• _Problem to solve_:
Say how many lines of these entries include the word "screenshot", and answer with the number alone.

• _Material to process_:
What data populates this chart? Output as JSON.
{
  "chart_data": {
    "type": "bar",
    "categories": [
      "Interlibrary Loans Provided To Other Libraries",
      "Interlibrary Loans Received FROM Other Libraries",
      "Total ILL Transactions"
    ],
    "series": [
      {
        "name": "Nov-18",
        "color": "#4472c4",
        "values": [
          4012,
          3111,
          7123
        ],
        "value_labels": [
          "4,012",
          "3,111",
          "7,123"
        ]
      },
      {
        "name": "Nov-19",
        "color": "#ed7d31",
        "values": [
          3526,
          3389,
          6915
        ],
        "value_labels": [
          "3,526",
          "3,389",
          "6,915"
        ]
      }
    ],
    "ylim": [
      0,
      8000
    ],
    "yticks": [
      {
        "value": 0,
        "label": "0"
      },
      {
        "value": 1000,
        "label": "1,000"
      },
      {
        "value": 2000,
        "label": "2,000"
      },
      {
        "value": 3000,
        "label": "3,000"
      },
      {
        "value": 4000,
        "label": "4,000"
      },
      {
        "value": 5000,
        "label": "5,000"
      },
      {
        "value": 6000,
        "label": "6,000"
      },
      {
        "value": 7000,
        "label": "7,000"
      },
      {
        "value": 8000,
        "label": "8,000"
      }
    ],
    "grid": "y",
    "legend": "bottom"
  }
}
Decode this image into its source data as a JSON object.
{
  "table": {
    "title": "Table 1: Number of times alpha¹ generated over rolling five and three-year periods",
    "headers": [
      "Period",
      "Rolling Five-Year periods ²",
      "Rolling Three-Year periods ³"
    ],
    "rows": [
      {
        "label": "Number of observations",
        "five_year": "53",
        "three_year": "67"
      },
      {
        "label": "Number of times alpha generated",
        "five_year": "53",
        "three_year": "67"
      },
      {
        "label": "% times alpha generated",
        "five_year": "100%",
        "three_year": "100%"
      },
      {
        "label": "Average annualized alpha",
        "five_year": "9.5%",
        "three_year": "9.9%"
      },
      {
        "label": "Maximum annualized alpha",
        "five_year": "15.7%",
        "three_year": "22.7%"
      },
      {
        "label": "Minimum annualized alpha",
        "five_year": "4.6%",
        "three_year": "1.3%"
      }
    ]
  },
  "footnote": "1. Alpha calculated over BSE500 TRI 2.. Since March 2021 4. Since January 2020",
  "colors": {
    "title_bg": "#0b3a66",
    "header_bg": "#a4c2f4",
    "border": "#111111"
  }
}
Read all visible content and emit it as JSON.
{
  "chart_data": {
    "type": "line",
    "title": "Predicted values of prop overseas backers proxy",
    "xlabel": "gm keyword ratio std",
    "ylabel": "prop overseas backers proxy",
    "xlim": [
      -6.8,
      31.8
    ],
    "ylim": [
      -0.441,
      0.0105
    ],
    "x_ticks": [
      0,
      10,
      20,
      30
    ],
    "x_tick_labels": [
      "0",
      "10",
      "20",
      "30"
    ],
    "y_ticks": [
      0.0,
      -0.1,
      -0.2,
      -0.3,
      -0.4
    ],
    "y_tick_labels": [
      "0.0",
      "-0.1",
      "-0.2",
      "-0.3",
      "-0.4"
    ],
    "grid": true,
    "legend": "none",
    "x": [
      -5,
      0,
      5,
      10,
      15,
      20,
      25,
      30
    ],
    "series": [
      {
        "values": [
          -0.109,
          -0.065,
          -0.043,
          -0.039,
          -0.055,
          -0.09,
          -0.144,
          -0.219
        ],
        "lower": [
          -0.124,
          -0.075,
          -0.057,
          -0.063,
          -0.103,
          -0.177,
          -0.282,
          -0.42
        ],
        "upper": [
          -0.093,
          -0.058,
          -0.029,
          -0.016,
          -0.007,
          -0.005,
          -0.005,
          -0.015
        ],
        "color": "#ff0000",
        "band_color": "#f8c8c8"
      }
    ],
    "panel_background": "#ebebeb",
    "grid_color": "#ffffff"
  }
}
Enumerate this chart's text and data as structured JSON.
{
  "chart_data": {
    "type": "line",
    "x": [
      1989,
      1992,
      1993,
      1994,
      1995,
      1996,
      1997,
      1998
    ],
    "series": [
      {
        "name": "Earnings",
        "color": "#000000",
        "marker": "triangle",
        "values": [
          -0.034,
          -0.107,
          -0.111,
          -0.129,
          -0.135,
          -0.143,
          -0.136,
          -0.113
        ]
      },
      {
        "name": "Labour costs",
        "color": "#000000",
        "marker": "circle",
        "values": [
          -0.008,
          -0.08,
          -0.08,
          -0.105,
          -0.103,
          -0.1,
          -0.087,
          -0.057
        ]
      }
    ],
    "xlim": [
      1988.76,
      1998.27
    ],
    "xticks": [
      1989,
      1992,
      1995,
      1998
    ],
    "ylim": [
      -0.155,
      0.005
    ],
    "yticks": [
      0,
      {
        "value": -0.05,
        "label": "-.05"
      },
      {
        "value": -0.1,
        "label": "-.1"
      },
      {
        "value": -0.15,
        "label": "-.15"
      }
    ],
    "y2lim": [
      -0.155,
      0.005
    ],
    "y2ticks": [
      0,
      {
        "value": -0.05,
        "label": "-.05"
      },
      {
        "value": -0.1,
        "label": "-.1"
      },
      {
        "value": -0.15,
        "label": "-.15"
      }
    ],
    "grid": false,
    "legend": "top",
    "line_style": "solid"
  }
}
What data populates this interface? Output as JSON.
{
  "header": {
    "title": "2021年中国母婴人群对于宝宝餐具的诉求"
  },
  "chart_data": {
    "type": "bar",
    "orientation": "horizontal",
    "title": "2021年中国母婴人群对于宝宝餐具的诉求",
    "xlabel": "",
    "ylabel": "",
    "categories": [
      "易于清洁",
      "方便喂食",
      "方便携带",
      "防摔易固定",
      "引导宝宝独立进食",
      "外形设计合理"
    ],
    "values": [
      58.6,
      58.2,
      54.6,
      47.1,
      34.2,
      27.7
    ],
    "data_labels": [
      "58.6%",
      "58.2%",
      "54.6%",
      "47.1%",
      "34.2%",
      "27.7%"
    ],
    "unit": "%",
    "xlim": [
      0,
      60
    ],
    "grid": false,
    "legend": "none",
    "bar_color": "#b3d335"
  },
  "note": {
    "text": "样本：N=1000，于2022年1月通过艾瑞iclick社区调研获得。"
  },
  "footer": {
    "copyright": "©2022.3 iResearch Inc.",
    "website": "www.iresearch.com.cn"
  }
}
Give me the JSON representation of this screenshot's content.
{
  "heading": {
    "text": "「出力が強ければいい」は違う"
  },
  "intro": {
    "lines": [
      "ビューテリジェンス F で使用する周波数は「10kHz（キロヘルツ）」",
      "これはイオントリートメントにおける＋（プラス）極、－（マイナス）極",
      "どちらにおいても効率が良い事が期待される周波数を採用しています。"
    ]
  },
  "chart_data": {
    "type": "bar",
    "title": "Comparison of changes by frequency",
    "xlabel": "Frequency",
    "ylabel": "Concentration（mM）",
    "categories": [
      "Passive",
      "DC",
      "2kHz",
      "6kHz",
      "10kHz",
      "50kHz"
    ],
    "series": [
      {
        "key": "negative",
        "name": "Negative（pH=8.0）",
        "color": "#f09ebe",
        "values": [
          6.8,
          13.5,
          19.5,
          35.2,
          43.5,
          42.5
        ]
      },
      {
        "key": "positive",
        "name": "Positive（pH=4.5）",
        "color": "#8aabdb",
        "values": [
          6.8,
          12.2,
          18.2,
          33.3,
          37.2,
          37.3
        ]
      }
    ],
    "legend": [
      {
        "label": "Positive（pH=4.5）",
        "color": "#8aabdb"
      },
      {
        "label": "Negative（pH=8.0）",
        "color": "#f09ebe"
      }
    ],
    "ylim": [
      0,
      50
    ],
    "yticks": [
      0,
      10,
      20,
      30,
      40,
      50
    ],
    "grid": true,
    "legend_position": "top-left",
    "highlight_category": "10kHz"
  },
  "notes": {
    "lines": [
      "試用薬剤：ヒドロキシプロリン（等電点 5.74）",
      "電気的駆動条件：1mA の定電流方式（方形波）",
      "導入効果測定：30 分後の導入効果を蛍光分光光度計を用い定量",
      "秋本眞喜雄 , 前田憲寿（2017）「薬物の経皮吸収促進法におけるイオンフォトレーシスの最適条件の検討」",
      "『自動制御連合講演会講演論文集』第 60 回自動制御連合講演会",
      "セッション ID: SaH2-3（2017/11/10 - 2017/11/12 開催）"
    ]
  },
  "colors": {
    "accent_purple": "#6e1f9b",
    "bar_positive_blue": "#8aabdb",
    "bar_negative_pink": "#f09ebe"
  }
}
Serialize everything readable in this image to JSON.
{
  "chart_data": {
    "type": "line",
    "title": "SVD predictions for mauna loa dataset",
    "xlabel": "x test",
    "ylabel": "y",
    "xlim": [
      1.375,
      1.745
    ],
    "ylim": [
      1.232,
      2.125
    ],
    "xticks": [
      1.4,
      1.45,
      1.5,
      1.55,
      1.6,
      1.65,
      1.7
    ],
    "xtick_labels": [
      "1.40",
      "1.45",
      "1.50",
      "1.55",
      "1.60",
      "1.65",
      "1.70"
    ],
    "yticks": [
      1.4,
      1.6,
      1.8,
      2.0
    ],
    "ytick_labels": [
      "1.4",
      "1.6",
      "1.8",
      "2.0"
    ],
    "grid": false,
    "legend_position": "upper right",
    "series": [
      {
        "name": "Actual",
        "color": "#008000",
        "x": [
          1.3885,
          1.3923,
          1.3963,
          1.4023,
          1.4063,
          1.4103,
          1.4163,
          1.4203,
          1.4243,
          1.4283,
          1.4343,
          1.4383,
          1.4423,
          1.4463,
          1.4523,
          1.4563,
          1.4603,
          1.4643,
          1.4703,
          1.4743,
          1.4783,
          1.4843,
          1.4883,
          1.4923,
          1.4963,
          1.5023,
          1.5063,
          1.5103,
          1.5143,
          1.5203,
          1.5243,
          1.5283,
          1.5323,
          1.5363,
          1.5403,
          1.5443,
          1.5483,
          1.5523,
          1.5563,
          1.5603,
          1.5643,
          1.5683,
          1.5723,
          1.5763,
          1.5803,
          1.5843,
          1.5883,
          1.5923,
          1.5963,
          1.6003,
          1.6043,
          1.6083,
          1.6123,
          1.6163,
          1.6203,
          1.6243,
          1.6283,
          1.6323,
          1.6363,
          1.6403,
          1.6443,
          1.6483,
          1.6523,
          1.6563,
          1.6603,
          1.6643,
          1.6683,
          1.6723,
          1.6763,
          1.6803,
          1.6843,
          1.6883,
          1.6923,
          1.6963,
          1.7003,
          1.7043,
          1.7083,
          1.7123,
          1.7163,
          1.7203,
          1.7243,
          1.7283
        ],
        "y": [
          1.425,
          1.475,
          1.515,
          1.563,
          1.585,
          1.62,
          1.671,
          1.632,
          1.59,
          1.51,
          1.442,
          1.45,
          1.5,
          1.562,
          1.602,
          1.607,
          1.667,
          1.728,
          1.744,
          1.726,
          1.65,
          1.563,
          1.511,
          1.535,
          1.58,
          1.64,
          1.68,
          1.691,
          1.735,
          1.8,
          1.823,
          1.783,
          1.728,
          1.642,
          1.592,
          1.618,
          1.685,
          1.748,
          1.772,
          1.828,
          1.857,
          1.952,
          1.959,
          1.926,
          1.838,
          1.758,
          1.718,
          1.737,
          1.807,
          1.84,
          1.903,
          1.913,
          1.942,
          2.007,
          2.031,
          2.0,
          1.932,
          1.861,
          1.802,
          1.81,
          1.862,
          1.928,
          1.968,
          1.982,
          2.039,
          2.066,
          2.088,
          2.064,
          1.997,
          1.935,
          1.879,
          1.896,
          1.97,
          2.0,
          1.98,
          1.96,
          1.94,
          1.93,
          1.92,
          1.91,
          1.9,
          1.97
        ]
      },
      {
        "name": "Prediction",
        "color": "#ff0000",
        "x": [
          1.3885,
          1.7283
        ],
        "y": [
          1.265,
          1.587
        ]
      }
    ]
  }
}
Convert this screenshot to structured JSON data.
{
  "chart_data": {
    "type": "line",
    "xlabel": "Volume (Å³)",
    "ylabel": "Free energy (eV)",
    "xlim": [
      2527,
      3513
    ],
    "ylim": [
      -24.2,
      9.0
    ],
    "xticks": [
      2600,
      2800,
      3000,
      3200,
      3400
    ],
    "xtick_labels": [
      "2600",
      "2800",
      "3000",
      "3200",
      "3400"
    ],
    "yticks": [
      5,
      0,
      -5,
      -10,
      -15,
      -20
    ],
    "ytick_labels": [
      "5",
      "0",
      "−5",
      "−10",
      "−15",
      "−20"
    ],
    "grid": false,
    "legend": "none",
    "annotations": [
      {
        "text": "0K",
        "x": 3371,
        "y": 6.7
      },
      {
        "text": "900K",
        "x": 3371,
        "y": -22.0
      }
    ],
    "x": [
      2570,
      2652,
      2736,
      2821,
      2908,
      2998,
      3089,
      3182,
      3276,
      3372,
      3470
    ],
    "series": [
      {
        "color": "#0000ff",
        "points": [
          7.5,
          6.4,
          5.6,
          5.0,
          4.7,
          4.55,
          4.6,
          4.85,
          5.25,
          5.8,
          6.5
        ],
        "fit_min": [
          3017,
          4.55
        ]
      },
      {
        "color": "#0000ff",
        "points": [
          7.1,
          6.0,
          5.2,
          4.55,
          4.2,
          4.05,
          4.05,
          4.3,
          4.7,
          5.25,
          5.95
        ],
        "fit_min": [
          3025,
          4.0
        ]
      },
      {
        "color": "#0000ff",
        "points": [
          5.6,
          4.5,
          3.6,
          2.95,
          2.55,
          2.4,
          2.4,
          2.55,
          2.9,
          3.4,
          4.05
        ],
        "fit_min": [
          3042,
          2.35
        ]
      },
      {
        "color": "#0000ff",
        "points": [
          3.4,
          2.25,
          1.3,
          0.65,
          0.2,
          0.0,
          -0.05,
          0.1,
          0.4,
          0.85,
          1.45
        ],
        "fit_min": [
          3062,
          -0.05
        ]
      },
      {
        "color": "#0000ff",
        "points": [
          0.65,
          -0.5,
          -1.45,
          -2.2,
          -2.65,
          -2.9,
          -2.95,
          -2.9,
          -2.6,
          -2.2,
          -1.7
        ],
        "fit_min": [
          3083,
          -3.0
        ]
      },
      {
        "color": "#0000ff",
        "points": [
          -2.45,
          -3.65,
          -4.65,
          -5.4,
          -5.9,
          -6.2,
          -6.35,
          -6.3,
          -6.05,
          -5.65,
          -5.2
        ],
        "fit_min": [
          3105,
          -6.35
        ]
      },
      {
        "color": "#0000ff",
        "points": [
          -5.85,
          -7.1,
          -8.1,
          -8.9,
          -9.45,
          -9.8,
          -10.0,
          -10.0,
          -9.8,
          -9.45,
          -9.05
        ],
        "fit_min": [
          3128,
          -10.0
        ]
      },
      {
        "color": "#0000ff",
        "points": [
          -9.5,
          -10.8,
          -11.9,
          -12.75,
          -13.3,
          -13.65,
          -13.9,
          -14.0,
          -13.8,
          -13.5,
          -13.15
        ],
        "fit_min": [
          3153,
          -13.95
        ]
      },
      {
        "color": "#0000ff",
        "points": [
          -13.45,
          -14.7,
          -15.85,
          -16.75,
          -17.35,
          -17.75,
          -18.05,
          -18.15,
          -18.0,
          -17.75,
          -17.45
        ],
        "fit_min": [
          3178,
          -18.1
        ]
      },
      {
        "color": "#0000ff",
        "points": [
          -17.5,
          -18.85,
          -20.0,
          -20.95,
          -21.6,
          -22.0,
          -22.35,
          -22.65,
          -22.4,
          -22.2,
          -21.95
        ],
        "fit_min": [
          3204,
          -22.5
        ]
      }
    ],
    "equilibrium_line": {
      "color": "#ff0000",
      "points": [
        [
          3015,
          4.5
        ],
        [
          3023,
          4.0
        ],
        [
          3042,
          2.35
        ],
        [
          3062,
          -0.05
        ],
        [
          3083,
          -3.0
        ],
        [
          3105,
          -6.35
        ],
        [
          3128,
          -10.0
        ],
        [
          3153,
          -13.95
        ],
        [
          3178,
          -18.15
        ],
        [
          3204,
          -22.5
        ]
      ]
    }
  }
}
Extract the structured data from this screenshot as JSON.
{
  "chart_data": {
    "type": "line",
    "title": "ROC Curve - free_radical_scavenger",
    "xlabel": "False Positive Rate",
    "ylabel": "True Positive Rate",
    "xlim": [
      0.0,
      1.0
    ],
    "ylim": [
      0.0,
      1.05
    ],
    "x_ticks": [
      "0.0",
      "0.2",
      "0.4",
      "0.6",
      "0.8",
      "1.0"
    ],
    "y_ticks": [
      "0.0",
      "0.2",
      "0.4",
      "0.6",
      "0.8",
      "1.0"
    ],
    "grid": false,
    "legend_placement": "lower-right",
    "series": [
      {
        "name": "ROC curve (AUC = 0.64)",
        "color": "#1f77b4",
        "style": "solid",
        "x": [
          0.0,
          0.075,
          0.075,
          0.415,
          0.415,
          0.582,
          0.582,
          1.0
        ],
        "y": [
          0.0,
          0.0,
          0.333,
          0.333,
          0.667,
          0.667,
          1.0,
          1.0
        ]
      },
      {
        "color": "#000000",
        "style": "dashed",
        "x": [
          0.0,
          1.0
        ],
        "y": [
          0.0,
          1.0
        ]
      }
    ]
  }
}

• _Response for this exercise_:
3